**STATED EXERCISE:**
Could you copy every line from the material below in which "VIERTEL" appears?

**EXTRACTED ENTRIES:**

= = =

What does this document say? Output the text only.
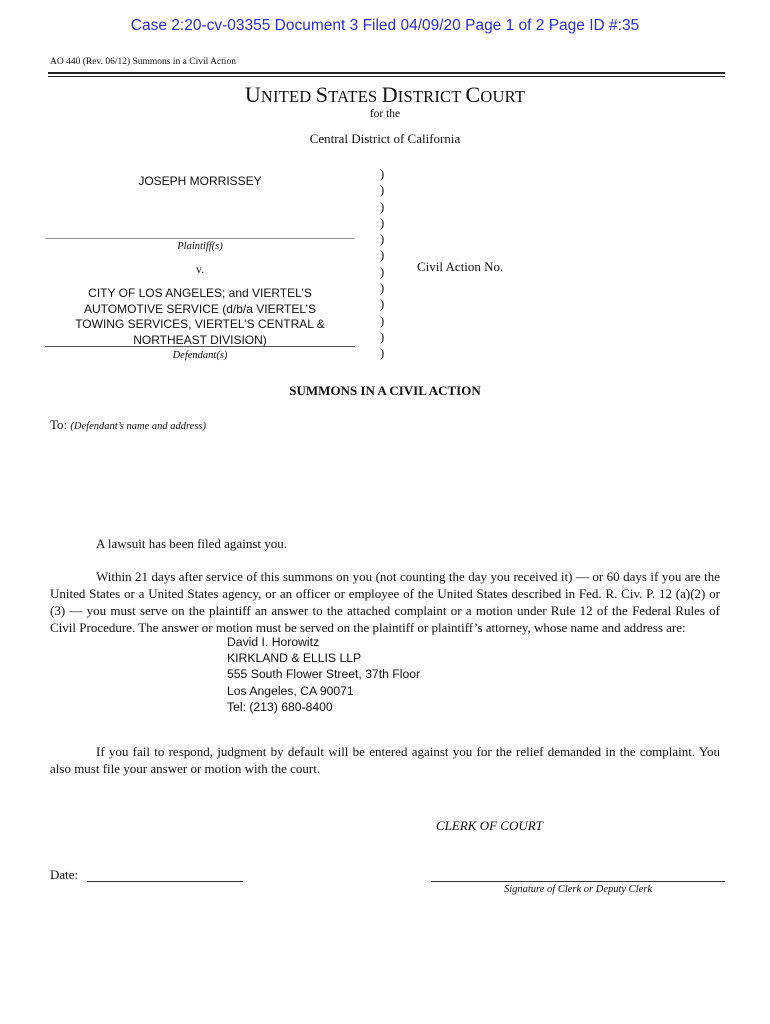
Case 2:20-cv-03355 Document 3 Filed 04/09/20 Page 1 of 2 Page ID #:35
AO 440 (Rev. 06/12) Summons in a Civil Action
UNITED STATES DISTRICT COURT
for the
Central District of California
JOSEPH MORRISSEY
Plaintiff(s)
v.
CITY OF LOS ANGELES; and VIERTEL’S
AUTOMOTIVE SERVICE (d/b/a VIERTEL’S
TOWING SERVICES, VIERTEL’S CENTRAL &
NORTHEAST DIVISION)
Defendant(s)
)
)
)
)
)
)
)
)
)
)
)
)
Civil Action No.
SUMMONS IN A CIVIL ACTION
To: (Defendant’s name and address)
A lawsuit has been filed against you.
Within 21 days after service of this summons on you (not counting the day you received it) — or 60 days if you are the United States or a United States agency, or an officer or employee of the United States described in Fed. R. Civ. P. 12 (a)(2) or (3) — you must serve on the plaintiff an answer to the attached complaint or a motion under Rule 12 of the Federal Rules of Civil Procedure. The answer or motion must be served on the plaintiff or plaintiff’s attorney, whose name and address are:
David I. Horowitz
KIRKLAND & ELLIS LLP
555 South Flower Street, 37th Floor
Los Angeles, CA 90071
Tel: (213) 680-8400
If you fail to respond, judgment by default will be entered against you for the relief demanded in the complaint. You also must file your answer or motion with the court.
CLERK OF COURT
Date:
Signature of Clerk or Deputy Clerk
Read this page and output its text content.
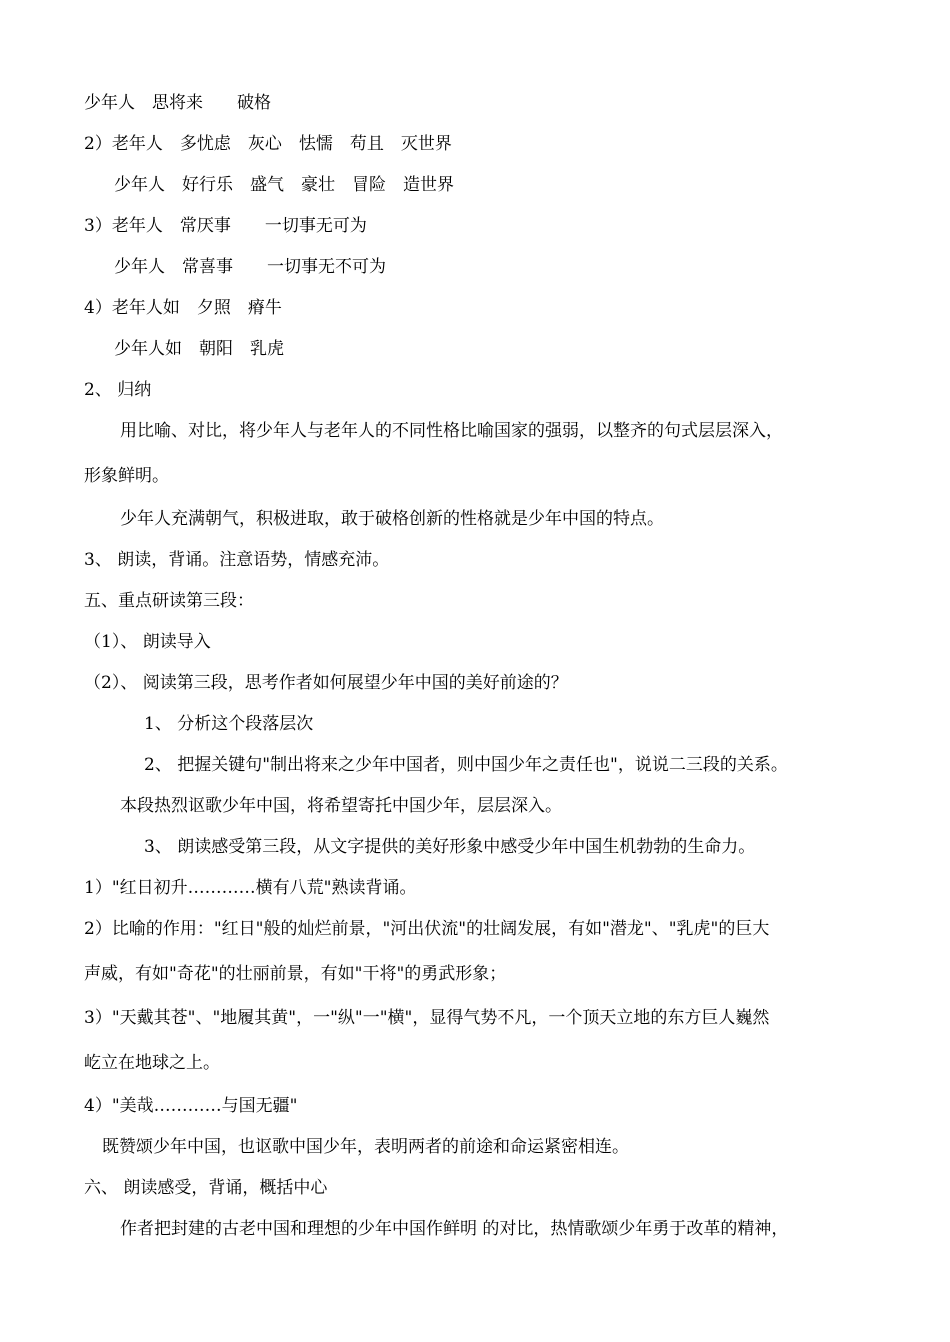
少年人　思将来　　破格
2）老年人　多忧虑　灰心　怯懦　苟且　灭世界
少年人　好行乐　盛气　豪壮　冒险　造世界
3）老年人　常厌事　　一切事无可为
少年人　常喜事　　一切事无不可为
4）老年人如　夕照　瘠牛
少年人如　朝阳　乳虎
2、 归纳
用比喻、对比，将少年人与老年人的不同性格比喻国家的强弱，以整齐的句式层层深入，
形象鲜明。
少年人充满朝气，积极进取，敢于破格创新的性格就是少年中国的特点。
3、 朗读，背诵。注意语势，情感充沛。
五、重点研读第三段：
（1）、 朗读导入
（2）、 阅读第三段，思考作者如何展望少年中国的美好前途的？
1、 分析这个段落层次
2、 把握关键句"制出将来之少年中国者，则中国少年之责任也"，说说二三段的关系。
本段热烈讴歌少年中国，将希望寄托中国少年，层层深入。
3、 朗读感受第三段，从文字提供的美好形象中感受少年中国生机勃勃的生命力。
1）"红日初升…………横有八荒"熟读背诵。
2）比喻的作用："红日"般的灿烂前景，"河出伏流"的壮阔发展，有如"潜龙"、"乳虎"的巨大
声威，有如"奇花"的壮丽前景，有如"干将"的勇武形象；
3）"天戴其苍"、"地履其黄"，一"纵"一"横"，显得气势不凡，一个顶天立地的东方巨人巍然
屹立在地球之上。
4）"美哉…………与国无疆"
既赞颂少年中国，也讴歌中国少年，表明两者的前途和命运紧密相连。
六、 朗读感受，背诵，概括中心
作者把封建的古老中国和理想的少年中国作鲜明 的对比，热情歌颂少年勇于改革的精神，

= = =

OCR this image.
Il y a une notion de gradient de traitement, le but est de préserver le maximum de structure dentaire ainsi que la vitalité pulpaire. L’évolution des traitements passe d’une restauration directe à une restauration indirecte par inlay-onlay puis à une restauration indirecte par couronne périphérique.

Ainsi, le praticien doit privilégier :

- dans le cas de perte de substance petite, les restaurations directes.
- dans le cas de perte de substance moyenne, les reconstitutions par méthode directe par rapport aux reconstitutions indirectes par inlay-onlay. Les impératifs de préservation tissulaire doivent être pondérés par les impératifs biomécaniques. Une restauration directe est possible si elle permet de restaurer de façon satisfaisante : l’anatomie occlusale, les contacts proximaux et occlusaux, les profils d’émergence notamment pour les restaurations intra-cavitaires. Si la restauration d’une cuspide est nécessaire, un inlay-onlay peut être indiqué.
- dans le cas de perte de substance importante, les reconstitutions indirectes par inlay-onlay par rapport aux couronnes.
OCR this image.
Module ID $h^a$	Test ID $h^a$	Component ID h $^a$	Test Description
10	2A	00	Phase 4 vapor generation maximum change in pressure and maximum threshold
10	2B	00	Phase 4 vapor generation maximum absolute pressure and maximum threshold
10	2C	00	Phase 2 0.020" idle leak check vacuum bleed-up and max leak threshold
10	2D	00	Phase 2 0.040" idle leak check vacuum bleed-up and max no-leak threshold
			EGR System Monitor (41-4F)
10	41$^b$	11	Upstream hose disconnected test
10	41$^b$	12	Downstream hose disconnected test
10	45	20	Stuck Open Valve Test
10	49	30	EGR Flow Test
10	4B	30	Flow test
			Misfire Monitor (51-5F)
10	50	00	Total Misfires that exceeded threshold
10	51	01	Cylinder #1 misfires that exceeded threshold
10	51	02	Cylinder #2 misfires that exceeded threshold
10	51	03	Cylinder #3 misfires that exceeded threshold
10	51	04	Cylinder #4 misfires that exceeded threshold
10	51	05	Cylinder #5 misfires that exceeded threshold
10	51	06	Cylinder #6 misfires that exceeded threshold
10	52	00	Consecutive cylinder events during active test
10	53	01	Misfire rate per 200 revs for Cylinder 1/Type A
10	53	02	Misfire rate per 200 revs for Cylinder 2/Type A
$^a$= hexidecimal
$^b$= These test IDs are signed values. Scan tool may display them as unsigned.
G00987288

= = =

**RESPONSE BELOW:**
CITY OF LOS ANGELES; and VIERTEL’S
AUTOMOTIVE SERVICE (d/b/a VIERTEL’S
TOWING SERVICES, VIERTEL’S CENTRAL &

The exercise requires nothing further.